[begin MATERIAL PROVIDED]
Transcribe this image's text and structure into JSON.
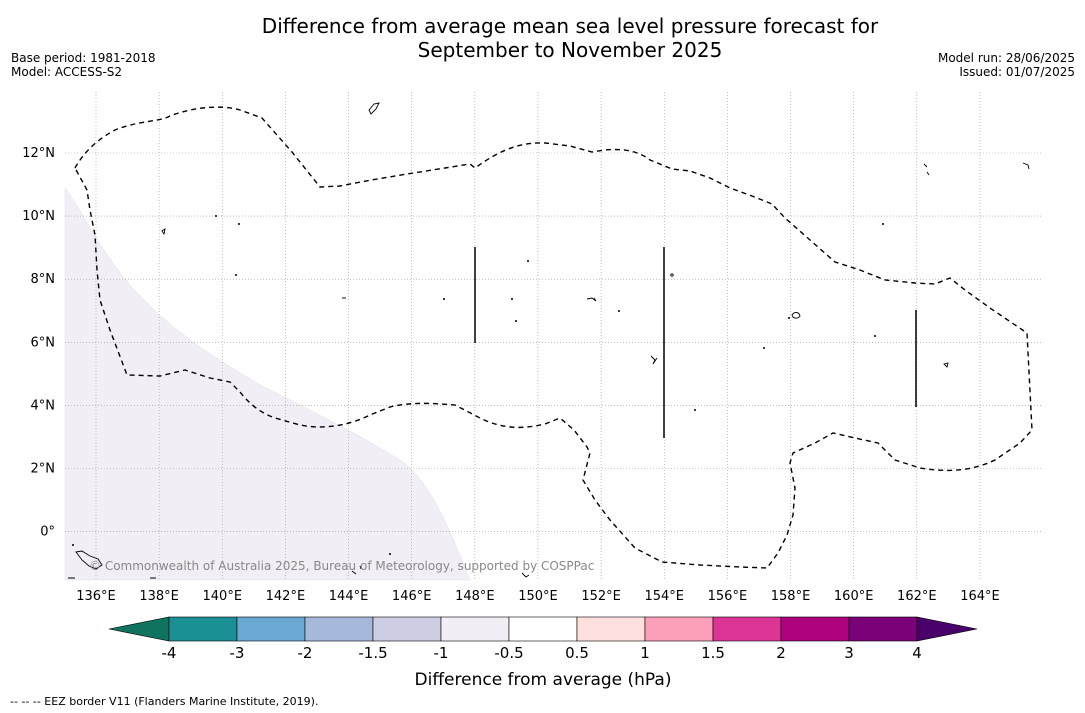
{
  "title_line1": "Difference from average mean sea level pressure forecast for",
  "title_line2": "September to November 2025",
  "base_period": "Base period: 1981-2018",
  "model": "Model: ACCESS-S2",
  "model_run": "Model run: 28/06/2025",
  "issued": "Issued: 01/07/2025",
  "copyright": "© Commonwealth of Australia 2025, Bureau of Meteorology, supported by COSPPac",
  "footnote": "-- -- -- EEZ border V11 (Flanders Marine Institute, 2019).",
  "colorbar": {
    "title": "Difference from average (hPa)",
    "labels": [
      "-4",
      "-3",
      "-2",
      "-1.5",
      "-1",
      "-0.5",
      "0.5",
      "1",
      "1.5",
      "2",
      "3",
      "4"
    ],
    "colors": [
      "#1b9094",
      "#6ba9d3",
      "#a6b9db",
      "#cdcde4",
      "#f2eef6",
      "#ffffff",
      "#fde0dd",
      "#fba0b8",
      "#dd3596",
      "#ad017e",
      "#7a0177"
    ],
    "under_color": "#10735f",
    "over_color": "#4a006a"
  },
  "map": {
    "lon_labels": [
      "136°E",
      "138°E",
      "140°E",
      "142°E",
      "144°E",
      "146°E",
      "148°E",
      "150°E",
      "152°E",
      "154°E",
      "156°E",
      "158°E",
      "160°E",
      "162°E",
      "164°E"
    ],
    "lat_labels": [
      "12°N",
      "10°N",
      "8°N",
      "6°N",
      "4°N",
      "2°N",
      "0°"
    ],
    "shaded_region_color": "#f2eef6"
  }
}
[end MATERIAL PROVIDED]
## TASK DESCRIPTION:
Quote every record above exactly, leaving out the pictures.

## FINISHED TASK:
Transcribe this image's text and structure into JSON.
{
  "title_line1": "Difference from average mean sea level pressure forecast for",
  "title_line2": "September to November 2025",
  "base_period": "Base period: 1981-2018",
  "model": "Model: ACCESS-S2",
  "model_run": "Model run: 28/06/2025",
  "issued": "Issued: 01/07/2025",
  "copyright": "© Commonwealth of Australia 2025, Bureau of Meteorology, supported by COSPPac",
  "footnote": "-- -- -- EEZ border V11 (Flanders Marine Institute, 2019).",
  "colorbar": {
    "title": "Difference from average (hPa)",
    "labels": [
      "-4",
      "-3",
      "-2",
      "-1.5",
      "-1",
      "-0.5",
      "0.5",
      "1",
      "1.5",
      "2",
      "3",
      "4"
    ],
    "colors": [
      "#1b9094",
      "#6ba9d3",
      "#a6b9db",
      "#cdcde4",
      "#f2eef6",
      "#ffffff",
      "#fde0dd",
      "#fba0b8",
      "#dd3596",
      "#ad017e",
      "#7a0177"
    ],
    "under_color": "#10735f",
    "over_color": "#4a006a"
  },
  "map": {
    "lon_labels": [
      "136°E",
      "138°E",
      "140°E",
      "142°E",
      "144°E",
      "146°E",
      "148°E",
      "150°E",
      "152°E",
      "154°E",
      "156°E",
      "158°E",
      "160°E",
      "162°E",
      "164°E"
    ],
    "lat_labels": [
      "12°N",
      "10°N",
      "8°N",
      "6°N",
      "4°N",
      "2°N",
      "0°"
    ],
    "shaded_region_color": "#f2eef6"
  }
}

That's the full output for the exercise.